(Records contained in a dataset)
________________

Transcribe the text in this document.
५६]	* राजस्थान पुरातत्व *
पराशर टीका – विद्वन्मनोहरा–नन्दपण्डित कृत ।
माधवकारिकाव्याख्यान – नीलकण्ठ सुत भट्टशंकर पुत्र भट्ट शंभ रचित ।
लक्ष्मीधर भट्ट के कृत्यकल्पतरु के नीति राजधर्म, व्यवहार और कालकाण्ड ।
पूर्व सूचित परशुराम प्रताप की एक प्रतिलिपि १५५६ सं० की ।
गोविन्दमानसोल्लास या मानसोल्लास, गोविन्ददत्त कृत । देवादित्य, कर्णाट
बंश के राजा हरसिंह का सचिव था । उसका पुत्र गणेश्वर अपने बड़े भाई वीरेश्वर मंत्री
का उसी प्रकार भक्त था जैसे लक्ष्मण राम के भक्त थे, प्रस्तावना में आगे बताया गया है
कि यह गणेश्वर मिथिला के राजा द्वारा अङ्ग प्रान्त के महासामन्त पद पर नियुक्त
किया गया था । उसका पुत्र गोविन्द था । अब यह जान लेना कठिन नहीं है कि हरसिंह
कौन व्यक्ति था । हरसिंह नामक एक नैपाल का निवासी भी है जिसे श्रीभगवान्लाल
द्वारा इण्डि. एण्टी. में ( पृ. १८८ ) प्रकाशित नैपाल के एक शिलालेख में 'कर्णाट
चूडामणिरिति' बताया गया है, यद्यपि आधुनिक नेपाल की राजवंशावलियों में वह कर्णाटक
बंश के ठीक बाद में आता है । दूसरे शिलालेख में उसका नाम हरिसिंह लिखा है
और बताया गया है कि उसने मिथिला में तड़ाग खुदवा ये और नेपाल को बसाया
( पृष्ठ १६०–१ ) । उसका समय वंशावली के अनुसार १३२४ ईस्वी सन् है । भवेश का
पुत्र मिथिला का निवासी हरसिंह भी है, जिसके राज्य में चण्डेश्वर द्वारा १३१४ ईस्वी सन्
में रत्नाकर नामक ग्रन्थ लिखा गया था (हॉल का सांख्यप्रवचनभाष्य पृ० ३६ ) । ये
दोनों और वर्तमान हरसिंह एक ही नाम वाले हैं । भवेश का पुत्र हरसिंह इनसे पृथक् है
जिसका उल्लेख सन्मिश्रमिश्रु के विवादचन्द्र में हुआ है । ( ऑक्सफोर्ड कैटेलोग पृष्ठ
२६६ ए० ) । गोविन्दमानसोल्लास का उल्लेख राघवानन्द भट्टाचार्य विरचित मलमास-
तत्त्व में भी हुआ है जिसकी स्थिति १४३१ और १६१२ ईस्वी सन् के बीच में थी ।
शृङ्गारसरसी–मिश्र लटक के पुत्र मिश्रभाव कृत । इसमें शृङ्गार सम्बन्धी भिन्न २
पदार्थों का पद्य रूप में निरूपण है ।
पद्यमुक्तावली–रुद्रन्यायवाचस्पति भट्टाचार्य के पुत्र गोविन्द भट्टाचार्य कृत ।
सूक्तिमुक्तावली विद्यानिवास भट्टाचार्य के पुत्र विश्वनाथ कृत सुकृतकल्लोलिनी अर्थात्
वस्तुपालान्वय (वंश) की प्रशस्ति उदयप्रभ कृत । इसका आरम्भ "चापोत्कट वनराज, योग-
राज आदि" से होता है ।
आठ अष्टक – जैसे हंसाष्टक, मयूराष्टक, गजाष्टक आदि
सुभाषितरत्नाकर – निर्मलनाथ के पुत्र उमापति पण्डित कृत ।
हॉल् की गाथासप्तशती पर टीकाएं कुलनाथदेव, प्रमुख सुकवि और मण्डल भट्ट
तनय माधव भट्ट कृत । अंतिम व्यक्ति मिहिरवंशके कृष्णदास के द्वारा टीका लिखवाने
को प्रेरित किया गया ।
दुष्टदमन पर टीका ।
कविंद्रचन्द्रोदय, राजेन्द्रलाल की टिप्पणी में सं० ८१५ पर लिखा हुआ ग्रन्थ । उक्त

________________

▶ [Problem requirements]:
Write out all the entries exactly.

▶ [Correct answer]:
Transcribe the text in this document.
५६]	* राजस्थान पुरातत्व *
पराशर टीका – विद्वन्मनोहरा–नन्दपण्डित कृत ।
माधवकारिकाव्याख्यान – नीलकण्ठ सुत भट्टशंकर पुत्र भट्ट शंभ रचित ।
लक्ष्मीधर भट्ट के कृत्यकल्पतरु के नीति राजधर्म, व्यवहार और कालकाण्ड ।
पूर्व सूचित परशुराम प्रताप की एक प्रतिलिपि १५५६ सं० की ।
गोविन्दमानसोल्लास या मानसोल्लास, गोविन्ददत्त कृत । देवादित्य, कर्णाट
बंश के राजा हरसिंह का सचिव था । उसका पुत्र गणेश्वर अपने बड़े भाई वीरेश्वर मंत्री
का उसी प्रकार भक्त था जैसे लक्ष्मण राम के भक्त थे, प्रस्तावना में आगे बताया गया है
कि यह गणेश्वर मिथिला के राजा द्वारा अङ्ग प्रान्त के महासामन्त पद पर नियुक्त
किया गया था । उसका पुत्र गोविन्द था । अब यह जान लेना कठिन नहीं है कि हरसिंह
कौन व्यक्ति था । हरसिंह नामक एक नैपाल का निवासी भी है जिसे श्रीभगवान्लाल
द्वारा इण्डि. एण्टी. में ( पृ. १८८ ) प्रकाशित नैपाल के एक शिलालेख में 'कर्णाट
चूडामणिरिति' बताया गया है, यद्यपि आधुनिक नेपाल की राजवंशावलियों में वह कर्णाटक
बंश के ठीक बाद में आता है । दूसरे शिलालेख में उसका नाम हरिसिंह लिखा है
और बताया गया है कि उसने मिथिला में तड़ाग खुदवा ये और नेपाल को बसाया
( पृष्ठ १६०–१ ) । उसका समय वंशावली के अनुसार १३२४ ईस्वी सन् है । भवेश का
पुत्र मिथिला का निवासी हरसिंह भी है, जिसके राज्य में चण्डेश्वर द्वारा १३१४ ईस्वी सन्
में रत्नाकर नामक ग्रन्थ लिखा गया था (हॉल का सांख्यप्रवचनभाष्य पृ० ३६ ) । ये
दोनों और वर्तमान हरसिंह एक ही नाम वाले हैं । भवेश का पुत्र हरसिंह इनसे पृथक् है
जिसका उल्लेख सन्मिश्रमिश्रु के विवादचन्द्र में हुआ है । ( ऑक्सफोर्ड कैटेलोग पृष्ठ
२६६ ए० ) । गोविन्दमानसोल्लास का उल्लेख राघवानन्द भट्टाचार्य विरचित मलमास-
तत्त्व में भी हुआ है जिसकी स्थिति १४३१ और १६१२ ईस्वी सन् के बीच में थी ।
शृङ्गारसरसी–मिश्र लटक के पुत्र मिश्रभाव कृत । इसमें शृङ्गार सम्बन्धी भिन्न २
पदार्थों का पद्य रूप में निरूपण है ।
पद्यमुक्तावली–रुद्रन्यायवाचस्पति भट्टाचार्य के पुत्र गोविन्द भट्टाचार्य कृत ।
सूक्तिमुक्तावली विद्यानिवास भट्टाचार्य के पुत्र विश्वनाथ कृत सुकृतकल्लोलिनी अर्थात्
वस्तुपालान्वय (वंश) की प्रशस्ति उदयप्रभ कृत । इसका आरम्भ "चापोत्कट वनराज, योग-
राज आदि" से होता है ।
आठ अष्टक – जैसे हंसाष्टक, मयूराष्टक, गजाष्टक आदि
सुभाषितरत्नाकर – निर्मलनाथ के पुत्र उमापति पण्डित कृत ।
हॉल् की गाथासप्तशती पर टीकाएं कुलनाथदेव, प्रमुख सुकवि और मण्डल भट्ट
तनय माधव भट्ट कृत । अंतिम व्यक्ति मिहिरवंशके कृष्णदास के द्वारा टीका लिखवाने
को प्रेरित किया गया ।
दुष्टदमन पर टीका ।
कविंद्रचन्द्रोदय, राजेन्द्रलाल की टिप्पणी में सं० ८१५ पर लिखा हुआ ग्रन्थ । उक्त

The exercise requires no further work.